[RECORDS PROVIDED]:
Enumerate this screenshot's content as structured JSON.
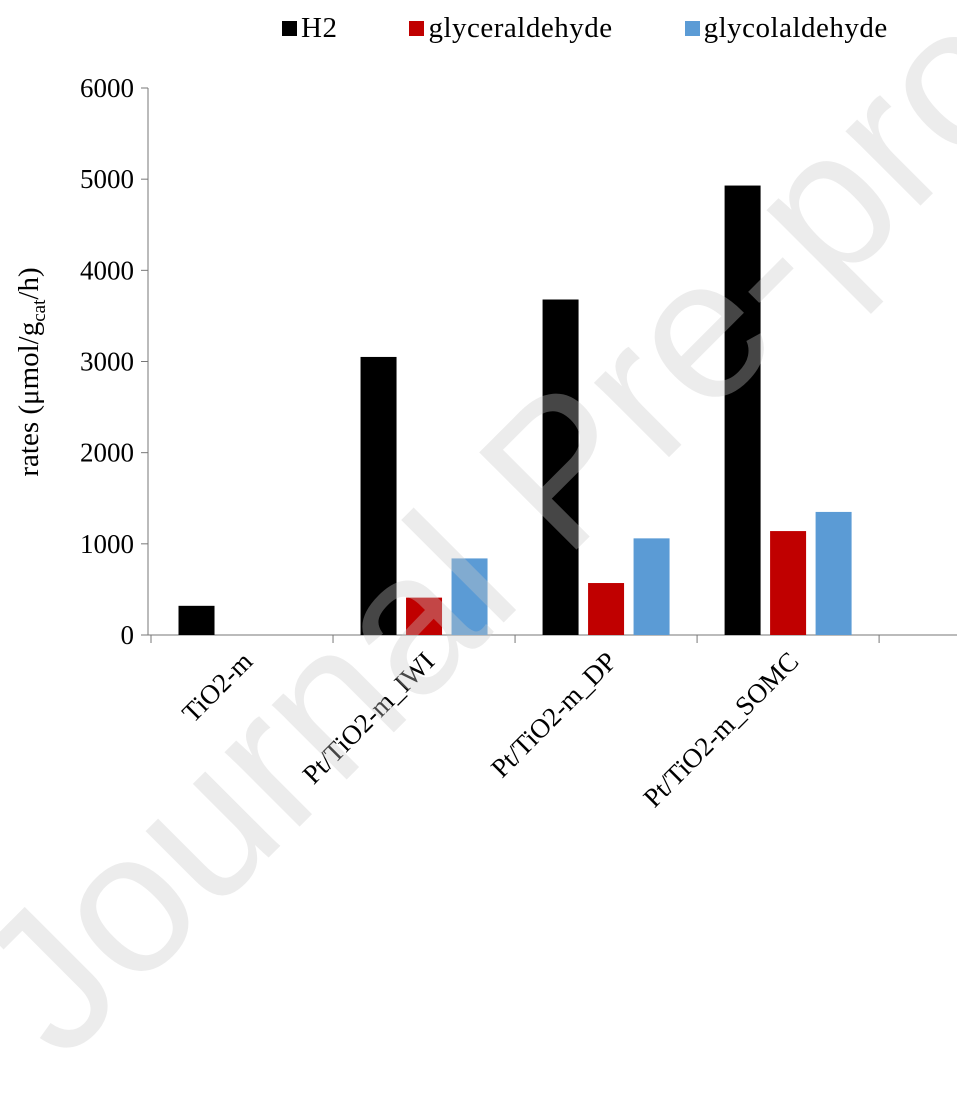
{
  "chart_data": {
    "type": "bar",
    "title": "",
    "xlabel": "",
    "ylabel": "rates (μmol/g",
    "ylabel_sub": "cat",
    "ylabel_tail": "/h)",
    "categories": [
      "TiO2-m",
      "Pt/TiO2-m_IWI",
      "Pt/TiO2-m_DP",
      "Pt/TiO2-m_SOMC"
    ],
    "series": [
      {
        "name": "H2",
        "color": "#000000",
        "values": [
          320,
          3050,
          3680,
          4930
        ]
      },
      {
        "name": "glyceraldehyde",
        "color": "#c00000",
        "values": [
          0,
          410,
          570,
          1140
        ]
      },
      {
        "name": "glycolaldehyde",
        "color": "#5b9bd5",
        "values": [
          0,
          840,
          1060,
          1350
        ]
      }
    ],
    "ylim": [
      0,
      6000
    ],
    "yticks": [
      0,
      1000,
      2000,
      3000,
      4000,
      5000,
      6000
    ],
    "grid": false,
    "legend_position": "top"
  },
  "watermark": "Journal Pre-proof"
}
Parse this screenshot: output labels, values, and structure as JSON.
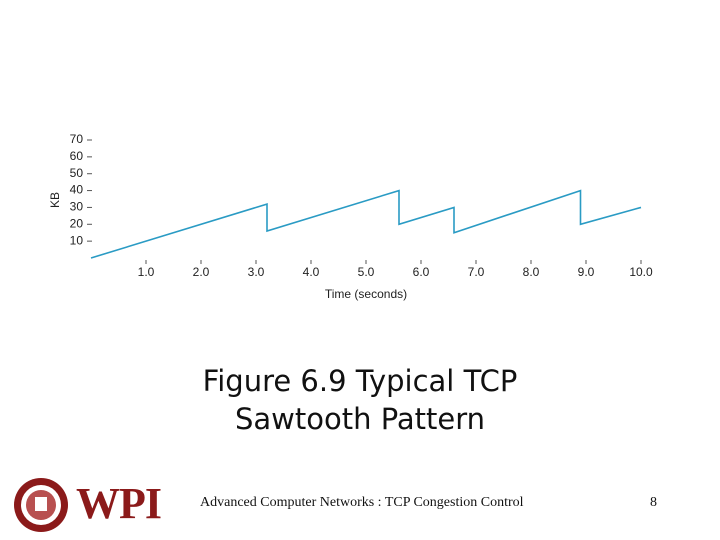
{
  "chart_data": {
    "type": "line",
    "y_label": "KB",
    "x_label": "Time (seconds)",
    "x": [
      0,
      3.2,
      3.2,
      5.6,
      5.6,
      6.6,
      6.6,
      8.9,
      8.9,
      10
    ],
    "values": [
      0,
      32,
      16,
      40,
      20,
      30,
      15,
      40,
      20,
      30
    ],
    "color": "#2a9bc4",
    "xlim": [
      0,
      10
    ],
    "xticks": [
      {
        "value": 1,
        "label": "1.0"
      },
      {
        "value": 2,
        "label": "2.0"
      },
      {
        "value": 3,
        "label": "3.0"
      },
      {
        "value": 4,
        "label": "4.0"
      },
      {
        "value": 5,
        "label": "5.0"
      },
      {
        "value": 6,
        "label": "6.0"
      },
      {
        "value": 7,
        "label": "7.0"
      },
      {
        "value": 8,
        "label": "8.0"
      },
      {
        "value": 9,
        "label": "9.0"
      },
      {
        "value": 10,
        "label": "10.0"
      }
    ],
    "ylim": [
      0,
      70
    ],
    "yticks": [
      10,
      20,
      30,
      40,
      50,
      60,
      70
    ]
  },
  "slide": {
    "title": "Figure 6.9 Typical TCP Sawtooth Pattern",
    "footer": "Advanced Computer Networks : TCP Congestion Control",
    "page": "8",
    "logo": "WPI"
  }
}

[PROBLEM REQUIREMENTS]:
From the records above, report the count of lines containing "title" and nothing more.

[FINAL ANSWER]:
2